== Provided information ==

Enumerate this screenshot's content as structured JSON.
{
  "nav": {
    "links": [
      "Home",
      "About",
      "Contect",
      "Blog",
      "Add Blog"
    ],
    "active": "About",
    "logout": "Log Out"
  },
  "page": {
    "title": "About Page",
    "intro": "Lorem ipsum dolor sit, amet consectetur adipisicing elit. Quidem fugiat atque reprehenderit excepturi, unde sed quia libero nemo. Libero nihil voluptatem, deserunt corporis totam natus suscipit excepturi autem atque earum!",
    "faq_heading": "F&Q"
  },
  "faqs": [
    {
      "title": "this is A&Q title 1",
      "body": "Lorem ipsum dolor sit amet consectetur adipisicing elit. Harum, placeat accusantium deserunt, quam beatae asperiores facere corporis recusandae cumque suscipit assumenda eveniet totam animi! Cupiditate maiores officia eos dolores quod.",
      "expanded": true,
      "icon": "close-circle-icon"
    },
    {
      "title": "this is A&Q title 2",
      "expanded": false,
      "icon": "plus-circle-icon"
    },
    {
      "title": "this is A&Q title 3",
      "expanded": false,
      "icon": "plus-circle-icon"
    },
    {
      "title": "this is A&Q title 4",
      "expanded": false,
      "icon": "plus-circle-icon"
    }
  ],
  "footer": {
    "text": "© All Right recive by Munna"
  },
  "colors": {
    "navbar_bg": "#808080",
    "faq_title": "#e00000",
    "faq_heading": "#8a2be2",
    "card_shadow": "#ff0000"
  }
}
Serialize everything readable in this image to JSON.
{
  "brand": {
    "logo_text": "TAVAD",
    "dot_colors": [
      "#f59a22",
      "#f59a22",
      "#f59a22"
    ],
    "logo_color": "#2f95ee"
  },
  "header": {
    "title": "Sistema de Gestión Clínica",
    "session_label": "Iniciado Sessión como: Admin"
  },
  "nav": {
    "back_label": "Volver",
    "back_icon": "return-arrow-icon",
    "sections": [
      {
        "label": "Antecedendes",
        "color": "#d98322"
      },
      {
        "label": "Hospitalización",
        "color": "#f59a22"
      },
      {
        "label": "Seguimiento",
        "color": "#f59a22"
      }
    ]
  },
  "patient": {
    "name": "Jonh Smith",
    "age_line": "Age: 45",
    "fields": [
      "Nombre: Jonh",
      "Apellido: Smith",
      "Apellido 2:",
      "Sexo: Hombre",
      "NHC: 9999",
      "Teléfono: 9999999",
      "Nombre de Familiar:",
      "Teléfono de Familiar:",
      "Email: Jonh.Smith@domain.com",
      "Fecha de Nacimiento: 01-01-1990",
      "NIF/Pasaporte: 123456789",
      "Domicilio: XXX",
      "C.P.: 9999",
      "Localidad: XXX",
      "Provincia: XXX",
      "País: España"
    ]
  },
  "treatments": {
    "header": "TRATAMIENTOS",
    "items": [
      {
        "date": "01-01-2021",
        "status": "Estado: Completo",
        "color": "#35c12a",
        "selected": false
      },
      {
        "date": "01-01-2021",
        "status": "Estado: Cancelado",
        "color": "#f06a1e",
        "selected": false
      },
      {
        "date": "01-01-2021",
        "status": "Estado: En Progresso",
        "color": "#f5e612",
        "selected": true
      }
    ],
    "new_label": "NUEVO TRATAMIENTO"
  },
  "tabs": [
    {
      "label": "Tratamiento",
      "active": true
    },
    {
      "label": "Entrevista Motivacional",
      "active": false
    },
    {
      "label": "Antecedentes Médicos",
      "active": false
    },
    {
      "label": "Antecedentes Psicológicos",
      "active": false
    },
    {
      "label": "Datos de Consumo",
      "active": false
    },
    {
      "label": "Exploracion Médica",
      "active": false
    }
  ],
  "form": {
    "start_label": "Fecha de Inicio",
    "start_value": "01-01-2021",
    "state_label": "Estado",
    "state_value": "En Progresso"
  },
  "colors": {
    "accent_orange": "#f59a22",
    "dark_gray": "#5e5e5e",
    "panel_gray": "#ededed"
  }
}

===

### Problem to solve
Find the lines of the material that hold the word "About" and report their count alone.

### Answer to the exercise
3